> Problem to solve
Using the records below, count the lines with "массовую" in them. Give the number only.
--- --- ---
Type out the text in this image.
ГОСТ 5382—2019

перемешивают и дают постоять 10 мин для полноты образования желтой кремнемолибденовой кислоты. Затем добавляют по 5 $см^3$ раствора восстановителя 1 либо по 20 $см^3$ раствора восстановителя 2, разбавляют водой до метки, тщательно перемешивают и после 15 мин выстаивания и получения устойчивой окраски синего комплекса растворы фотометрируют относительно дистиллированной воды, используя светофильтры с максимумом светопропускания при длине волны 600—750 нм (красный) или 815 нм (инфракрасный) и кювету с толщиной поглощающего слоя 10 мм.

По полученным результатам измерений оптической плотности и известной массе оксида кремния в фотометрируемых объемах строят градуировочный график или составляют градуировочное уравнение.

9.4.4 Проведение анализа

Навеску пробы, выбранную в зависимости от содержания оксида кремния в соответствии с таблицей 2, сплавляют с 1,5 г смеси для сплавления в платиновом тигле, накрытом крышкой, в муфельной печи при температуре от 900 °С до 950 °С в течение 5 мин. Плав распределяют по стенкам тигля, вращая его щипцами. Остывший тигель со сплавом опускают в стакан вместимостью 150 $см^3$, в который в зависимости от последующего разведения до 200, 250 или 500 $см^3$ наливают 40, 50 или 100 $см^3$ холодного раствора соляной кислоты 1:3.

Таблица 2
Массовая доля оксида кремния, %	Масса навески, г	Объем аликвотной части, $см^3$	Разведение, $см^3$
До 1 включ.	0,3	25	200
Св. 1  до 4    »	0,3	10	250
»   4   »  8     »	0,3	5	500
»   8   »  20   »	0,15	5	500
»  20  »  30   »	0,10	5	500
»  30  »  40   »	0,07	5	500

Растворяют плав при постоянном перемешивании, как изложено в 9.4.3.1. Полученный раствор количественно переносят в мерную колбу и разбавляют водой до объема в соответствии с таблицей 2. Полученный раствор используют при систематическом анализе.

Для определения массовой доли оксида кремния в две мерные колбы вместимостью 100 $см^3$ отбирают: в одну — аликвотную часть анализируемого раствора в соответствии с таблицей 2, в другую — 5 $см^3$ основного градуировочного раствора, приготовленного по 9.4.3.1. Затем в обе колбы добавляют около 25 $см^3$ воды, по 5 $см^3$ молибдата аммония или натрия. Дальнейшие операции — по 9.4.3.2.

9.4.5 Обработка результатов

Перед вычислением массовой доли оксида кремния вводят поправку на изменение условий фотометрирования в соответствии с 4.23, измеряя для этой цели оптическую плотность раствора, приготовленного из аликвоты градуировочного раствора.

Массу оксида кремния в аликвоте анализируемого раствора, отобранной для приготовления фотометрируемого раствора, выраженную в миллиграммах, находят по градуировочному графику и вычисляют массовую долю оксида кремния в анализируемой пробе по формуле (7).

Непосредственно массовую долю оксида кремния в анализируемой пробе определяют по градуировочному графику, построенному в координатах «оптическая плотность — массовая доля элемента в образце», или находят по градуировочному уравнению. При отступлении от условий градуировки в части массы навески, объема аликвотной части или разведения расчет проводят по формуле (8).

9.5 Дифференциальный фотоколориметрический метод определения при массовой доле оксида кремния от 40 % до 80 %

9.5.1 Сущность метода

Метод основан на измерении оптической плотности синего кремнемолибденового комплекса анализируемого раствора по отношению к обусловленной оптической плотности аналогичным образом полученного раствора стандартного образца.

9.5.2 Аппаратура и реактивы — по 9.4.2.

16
--- --- ---
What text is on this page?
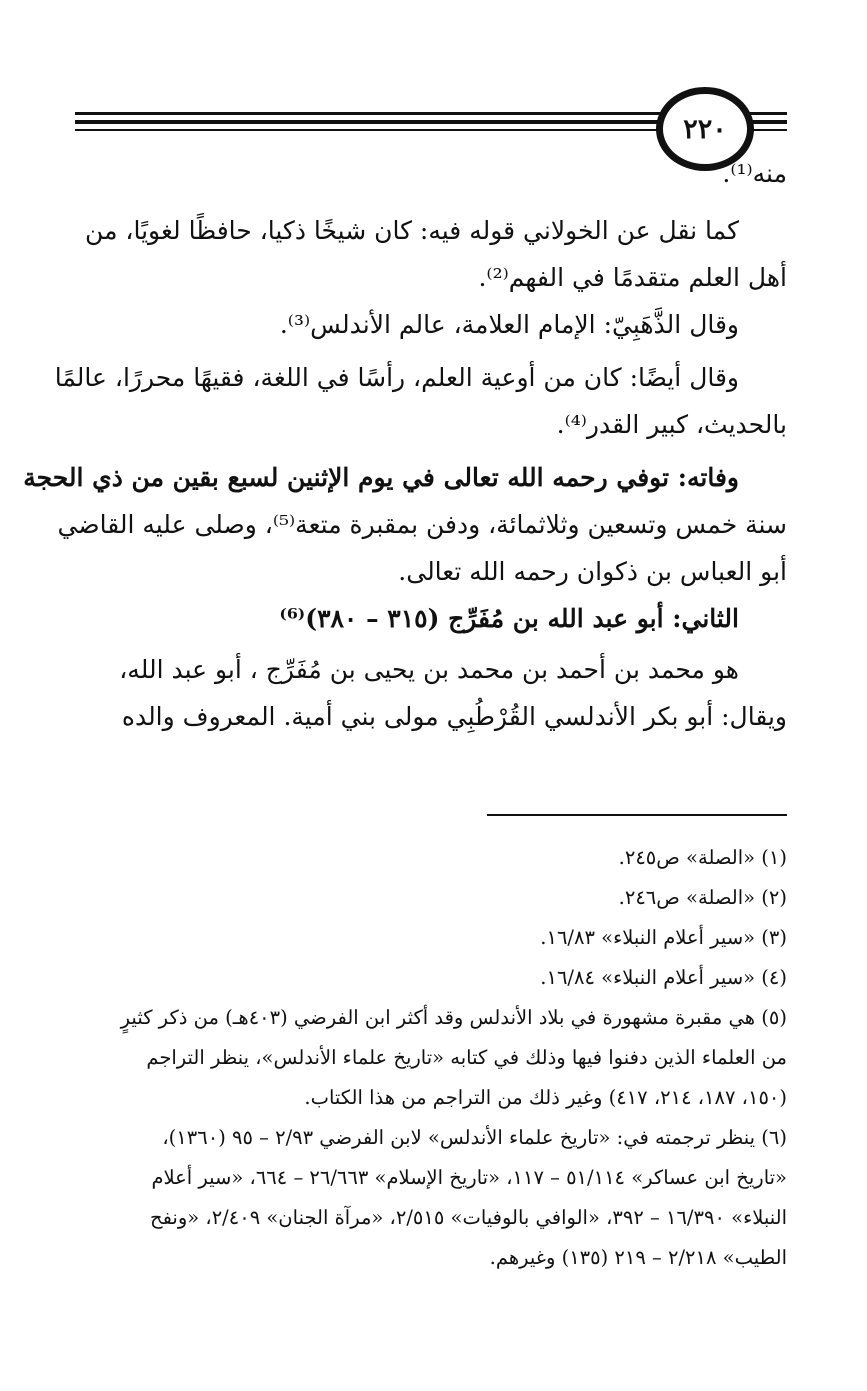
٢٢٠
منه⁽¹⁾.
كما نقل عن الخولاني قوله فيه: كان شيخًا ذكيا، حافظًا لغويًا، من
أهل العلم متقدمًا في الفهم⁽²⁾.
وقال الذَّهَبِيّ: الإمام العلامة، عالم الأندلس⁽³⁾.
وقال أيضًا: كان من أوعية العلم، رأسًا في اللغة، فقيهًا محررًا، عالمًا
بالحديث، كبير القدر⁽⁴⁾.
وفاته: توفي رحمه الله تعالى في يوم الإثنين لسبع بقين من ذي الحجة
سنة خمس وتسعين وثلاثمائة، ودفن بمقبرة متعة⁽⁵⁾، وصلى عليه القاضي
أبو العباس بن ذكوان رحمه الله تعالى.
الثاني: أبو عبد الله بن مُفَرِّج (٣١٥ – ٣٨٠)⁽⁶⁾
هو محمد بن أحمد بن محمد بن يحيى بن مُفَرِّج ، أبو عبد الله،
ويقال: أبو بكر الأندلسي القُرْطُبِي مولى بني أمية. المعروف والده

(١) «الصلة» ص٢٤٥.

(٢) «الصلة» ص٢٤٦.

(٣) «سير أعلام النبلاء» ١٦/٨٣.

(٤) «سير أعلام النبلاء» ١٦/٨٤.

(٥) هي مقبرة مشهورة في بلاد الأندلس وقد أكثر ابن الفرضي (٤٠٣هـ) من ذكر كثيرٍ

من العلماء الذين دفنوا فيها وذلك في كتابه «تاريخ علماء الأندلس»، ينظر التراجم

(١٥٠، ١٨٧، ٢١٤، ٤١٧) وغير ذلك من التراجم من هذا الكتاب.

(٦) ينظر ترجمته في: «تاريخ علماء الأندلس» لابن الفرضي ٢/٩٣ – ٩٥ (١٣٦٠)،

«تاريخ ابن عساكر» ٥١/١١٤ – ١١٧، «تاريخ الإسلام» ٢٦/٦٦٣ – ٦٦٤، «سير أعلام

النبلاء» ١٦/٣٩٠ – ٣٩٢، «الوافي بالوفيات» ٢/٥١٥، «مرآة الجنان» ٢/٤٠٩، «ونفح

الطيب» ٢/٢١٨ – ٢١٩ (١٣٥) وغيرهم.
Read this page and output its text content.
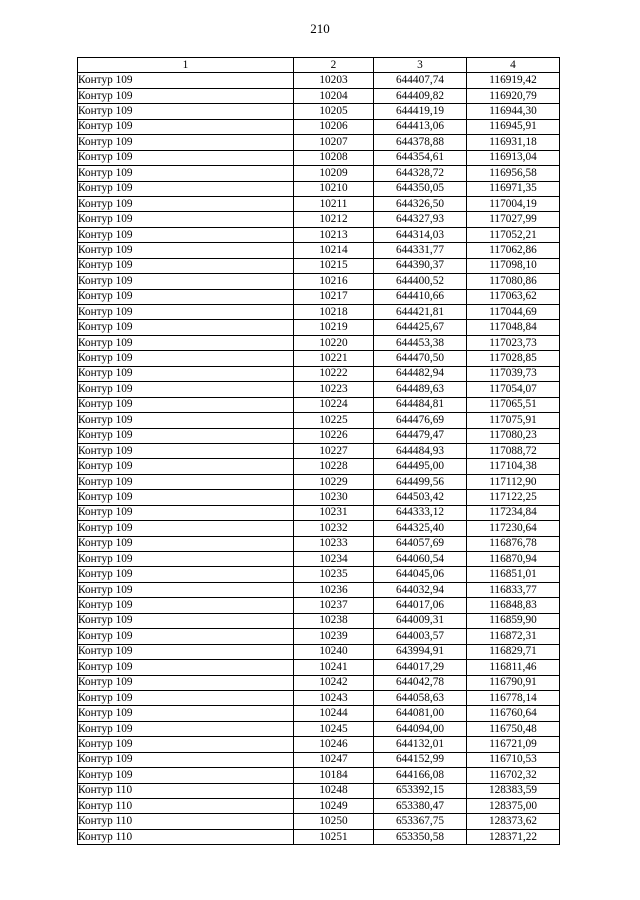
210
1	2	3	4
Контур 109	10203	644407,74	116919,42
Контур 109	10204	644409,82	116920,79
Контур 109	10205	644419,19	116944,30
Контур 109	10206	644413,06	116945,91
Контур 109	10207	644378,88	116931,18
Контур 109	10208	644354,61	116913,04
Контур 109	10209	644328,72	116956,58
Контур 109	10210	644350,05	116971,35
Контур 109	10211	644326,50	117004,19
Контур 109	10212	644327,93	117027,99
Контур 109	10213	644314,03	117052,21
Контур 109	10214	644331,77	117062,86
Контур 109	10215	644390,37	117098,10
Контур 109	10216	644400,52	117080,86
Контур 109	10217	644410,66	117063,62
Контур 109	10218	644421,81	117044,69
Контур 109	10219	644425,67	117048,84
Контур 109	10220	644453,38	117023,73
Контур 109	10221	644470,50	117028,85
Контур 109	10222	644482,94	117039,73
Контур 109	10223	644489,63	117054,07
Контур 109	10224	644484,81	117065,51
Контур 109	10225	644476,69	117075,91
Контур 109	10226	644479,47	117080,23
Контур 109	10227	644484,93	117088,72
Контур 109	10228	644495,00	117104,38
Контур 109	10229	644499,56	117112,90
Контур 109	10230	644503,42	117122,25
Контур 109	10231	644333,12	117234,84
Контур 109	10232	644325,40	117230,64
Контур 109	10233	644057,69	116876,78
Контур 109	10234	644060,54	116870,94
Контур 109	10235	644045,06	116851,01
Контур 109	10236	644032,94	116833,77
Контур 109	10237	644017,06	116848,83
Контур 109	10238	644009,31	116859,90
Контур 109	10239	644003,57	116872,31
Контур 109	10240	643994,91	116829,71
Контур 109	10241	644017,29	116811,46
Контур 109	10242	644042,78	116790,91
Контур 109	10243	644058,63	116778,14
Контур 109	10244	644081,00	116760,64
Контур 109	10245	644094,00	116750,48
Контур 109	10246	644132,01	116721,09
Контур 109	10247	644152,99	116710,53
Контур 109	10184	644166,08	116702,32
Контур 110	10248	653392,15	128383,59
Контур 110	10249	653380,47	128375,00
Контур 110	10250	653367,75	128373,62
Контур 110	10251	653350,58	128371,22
--- --- ---
> Written response
2